PROBLEMS TO WORK ON =
1 - How would you translate the sentence "Probably the limiting factor there is the PCI bus." from the comment thread into Spanish?
2 - Can you write out the stretch of the comment thread from "For other Brewster" through "PCI ATA controllers."?

DOCUMENT TEXT =
++++++


      Obviously they're using IDE drives. Modern ones. And they must have replaced almost everything at once -- there could a mixture of 200 GB and 120 GB drives, but it would have to be mostly 200 GB drives.

      Pretty neat, but still doesn't hold a candle to google's massive setup :)

      (google must have a *team* of people who's sole job is finding failed computers/drives and replacing them :)

  3. According to... by Cyclopedian · · Score: 4, Informative
    this, the LOC pales in comparision to "3000 miles of shelf space".

    -Cyc

  4. Wayback technology by watchful.babbler · · Score: 5, Informative

    There's an excellent interview with Kahle on technical details at O'Reilly's own archive -- here.

    --
    "Freedom is kind of a hobby with me, and I have disposable income that I'll spend to find out how to get people more."
  5. Another site, with pics by RhBaby · · Score: 5, Informative

    http://www.mindjack.com/feature/archive.html

    In the interest of full disclosure, I wrote it, so be gentle.

  6. See also by danlyke · · Score: 4, Informative

    For other Brewster Kahle interviews, see also the Slashdot story that pointed to the O'Reilly interview and the Slashdot story that pointed to the Feed magazine interview (which is currently unaccessible from my machine).

    1. Re:See also by Orne · · Score: 3, Informative

      Hehe, that's what the Wayback Machine is for!

      Feed magazine interview, back from the grave...

  7. Re:Why only four? by jandrese · · Score: 5, Informative

    Probably the limiting factor there is the PCI bus. Modern ATA HDDs tend to saturate vanilla PCI busses (which is why most chipsets have custom busses between the north and southbridge these days). Add ATA cards and your PCI bus quickly becomes saturated and not very good for serving webpages. Worse, since the NIC probably sits on the PCI bus as well, you can easily starve your NIC with too many ATA devices on PCI ATA controllers.

++++++

Records from a data source =
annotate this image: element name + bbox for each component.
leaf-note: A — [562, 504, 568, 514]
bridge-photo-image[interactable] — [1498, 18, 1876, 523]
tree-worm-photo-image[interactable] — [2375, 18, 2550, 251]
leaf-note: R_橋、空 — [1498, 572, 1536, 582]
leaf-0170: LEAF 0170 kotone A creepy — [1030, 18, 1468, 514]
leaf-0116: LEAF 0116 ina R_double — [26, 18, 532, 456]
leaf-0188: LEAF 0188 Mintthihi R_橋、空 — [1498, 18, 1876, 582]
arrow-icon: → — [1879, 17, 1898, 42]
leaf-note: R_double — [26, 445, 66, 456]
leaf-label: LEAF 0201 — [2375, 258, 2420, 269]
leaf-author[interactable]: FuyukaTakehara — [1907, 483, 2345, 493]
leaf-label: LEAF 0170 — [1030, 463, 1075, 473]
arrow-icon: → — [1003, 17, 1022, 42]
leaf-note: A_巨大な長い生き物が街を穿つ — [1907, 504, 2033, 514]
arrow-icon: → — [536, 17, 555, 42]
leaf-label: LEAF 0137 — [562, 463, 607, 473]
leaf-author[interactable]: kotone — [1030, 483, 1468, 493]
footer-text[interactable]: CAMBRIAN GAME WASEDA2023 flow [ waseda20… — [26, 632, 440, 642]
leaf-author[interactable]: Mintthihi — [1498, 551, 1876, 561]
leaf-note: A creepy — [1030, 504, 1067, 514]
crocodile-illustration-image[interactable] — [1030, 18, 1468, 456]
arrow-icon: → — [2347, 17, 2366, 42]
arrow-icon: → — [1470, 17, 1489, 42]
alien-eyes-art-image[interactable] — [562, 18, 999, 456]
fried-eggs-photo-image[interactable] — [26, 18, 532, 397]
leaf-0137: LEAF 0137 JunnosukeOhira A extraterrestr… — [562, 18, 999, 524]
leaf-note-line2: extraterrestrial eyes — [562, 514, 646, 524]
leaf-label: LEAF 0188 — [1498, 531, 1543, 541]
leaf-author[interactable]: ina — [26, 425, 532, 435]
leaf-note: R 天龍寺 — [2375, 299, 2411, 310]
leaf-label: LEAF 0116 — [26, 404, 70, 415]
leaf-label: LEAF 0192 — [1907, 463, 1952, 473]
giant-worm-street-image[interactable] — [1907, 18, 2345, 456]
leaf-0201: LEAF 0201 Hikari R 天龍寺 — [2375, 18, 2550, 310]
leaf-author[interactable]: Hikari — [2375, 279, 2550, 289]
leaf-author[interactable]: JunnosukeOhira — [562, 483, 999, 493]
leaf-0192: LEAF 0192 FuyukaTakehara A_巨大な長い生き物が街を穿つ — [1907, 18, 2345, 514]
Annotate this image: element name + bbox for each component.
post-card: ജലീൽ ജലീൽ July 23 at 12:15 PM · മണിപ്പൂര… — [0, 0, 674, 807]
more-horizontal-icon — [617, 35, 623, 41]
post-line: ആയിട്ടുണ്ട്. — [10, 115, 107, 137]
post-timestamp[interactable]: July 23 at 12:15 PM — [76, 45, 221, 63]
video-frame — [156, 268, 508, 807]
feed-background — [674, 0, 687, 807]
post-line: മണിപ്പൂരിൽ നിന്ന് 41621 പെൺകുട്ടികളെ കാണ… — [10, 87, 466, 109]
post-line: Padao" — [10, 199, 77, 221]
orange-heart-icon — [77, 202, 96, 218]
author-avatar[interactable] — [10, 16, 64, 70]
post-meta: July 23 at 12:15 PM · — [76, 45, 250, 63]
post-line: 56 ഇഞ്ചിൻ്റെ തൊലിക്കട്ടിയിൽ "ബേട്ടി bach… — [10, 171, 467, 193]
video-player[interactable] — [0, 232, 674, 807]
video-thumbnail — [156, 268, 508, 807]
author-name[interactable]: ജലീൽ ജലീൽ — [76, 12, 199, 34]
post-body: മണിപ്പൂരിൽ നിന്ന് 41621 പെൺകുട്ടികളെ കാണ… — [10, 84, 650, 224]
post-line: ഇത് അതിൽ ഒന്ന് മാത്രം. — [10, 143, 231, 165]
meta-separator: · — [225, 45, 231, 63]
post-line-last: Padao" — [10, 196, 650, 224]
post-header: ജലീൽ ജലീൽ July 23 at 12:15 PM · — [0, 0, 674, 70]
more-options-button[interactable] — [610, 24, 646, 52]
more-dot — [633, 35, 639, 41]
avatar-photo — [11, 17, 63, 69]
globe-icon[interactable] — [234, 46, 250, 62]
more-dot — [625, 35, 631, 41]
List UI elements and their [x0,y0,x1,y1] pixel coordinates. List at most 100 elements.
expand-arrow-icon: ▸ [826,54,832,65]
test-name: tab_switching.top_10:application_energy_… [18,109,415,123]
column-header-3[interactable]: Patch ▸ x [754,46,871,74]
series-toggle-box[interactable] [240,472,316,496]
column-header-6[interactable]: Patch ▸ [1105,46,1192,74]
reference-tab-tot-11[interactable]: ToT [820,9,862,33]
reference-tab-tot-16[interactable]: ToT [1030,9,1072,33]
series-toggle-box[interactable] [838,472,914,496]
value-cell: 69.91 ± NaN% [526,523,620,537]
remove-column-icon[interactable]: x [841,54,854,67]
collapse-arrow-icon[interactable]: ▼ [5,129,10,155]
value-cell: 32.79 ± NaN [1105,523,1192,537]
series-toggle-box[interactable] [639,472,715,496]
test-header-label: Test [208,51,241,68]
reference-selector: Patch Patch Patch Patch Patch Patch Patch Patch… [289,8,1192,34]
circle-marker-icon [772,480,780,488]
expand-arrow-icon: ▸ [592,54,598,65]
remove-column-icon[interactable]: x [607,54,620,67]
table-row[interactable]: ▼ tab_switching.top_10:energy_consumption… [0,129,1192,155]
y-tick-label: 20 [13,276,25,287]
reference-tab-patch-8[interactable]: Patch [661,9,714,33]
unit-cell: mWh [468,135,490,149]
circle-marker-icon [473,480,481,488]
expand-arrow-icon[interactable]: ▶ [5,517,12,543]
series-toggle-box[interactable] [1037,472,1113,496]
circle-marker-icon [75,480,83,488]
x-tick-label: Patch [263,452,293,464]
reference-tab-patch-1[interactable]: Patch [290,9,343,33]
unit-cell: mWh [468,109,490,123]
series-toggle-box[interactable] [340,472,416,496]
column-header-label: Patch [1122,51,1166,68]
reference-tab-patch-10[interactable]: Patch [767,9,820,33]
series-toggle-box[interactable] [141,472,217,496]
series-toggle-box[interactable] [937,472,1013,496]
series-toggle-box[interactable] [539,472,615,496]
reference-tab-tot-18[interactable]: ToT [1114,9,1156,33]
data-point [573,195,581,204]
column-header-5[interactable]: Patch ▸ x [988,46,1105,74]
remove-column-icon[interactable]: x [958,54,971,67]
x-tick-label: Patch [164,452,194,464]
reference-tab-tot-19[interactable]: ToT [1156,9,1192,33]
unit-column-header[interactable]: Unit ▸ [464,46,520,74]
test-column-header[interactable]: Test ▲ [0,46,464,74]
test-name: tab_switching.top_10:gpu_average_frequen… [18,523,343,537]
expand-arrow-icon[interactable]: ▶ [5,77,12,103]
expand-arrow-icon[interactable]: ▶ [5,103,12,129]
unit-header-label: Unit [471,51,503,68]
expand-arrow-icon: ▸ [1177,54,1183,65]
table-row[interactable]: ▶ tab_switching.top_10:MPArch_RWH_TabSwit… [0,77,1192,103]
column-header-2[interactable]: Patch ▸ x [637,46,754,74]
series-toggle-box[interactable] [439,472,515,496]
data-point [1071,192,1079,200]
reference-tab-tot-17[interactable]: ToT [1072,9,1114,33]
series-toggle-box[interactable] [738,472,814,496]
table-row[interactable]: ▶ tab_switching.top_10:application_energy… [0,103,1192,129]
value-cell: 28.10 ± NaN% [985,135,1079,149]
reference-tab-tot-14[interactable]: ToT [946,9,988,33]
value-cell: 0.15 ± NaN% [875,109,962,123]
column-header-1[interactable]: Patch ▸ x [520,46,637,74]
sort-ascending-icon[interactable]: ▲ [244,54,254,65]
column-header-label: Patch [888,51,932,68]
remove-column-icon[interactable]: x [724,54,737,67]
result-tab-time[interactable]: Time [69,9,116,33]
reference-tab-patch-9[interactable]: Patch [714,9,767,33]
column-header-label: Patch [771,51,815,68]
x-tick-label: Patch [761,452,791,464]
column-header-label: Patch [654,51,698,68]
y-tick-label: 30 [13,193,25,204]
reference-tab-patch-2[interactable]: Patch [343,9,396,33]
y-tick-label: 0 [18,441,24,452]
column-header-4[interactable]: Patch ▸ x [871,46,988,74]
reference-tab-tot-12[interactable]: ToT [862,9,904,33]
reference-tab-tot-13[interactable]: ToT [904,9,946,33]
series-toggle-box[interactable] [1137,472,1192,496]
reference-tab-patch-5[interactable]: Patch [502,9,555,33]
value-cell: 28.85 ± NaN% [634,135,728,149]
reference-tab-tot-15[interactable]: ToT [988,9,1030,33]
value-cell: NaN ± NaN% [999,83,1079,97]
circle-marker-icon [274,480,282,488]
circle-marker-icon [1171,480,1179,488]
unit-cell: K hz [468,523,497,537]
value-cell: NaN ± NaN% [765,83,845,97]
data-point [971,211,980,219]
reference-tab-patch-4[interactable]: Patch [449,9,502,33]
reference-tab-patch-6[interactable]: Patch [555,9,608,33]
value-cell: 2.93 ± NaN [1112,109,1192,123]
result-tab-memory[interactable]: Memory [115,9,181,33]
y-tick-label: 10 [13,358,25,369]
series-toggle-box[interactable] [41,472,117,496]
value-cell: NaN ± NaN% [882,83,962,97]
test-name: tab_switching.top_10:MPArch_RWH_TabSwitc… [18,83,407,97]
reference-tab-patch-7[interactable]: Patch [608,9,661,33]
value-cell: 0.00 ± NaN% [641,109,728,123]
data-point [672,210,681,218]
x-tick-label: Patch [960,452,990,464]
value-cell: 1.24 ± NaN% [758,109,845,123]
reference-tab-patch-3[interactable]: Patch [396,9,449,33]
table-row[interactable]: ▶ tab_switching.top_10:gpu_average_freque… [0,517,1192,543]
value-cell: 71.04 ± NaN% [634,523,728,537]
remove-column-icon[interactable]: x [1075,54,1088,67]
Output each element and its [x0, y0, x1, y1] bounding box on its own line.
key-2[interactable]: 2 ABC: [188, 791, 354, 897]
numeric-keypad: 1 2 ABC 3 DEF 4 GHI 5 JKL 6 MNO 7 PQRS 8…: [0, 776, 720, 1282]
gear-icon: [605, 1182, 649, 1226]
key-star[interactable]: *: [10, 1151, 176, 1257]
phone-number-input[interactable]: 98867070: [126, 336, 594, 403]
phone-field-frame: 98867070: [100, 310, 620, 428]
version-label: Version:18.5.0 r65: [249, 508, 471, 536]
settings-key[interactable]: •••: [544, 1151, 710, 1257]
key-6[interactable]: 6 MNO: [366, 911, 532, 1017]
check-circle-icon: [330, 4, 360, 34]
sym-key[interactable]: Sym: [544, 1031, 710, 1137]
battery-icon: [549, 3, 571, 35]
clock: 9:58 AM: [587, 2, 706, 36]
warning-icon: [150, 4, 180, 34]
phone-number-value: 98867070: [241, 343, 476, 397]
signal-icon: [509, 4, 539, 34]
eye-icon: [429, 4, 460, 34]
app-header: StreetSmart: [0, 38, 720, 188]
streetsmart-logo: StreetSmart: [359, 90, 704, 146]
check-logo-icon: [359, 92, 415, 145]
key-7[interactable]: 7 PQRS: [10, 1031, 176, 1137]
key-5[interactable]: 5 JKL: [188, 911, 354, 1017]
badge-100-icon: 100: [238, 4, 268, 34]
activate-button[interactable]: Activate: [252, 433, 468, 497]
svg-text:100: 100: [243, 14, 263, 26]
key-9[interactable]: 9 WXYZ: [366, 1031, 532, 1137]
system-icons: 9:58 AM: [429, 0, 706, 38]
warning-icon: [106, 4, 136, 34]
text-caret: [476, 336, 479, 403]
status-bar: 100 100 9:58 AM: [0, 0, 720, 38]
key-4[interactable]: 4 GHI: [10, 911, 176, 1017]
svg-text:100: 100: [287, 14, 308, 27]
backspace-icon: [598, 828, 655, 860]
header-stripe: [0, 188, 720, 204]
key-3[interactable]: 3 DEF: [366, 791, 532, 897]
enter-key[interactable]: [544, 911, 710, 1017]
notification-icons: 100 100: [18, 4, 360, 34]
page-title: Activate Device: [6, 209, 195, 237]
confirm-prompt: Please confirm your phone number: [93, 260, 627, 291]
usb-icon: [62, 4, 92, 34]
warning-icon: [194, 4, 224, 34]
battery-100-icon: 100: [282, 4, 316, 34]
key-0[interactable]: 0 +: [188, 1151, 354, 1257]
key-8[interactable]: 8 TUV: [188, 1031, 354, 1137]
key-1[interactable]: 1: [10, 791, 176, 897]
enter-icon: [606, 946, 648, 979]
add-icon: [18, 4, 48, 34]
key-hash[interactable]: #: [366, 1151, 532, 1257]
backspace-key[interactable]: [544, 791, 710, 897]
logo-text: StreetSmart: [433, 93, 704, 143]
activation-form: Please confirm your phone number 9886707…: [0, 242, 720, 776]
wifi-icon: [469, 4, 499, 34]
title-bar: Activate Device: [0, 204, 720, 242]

++++++

ANSWERS TO THE TASKS =
1 - Probablemente el factor limitante ahí es el bus PCI.

2 -
For other Brewster Kahle interviews, see also the Slashdot story that pointed to the O'Reilly interview and the Slashdot story that pointed to the Feed magazine interview (which is currently unaccessible from my machine).

    1. Re:See also by Orne · · Score: 3, Informative

      Hehe, that's what the Wayback Machine is for!

      Feed magazine interview, back from the grave...

  7. Re:Why only four? by jandrese · · Score: 5, Informative

    Probably the limiting factor there is the PCI bus. Modern ATA HDDs tend to saturate vanilla PCI busses (which is why most chipsets have custom busses between the north and southbridge these days). Add ATA cards and your PCI bus quickly becomes saturated and not very good for serving webpages. Worse, since the NIC probably sits on the PCI bus as well, you can easily starve your NIC with too many ATA devices on PCI ATA controllers.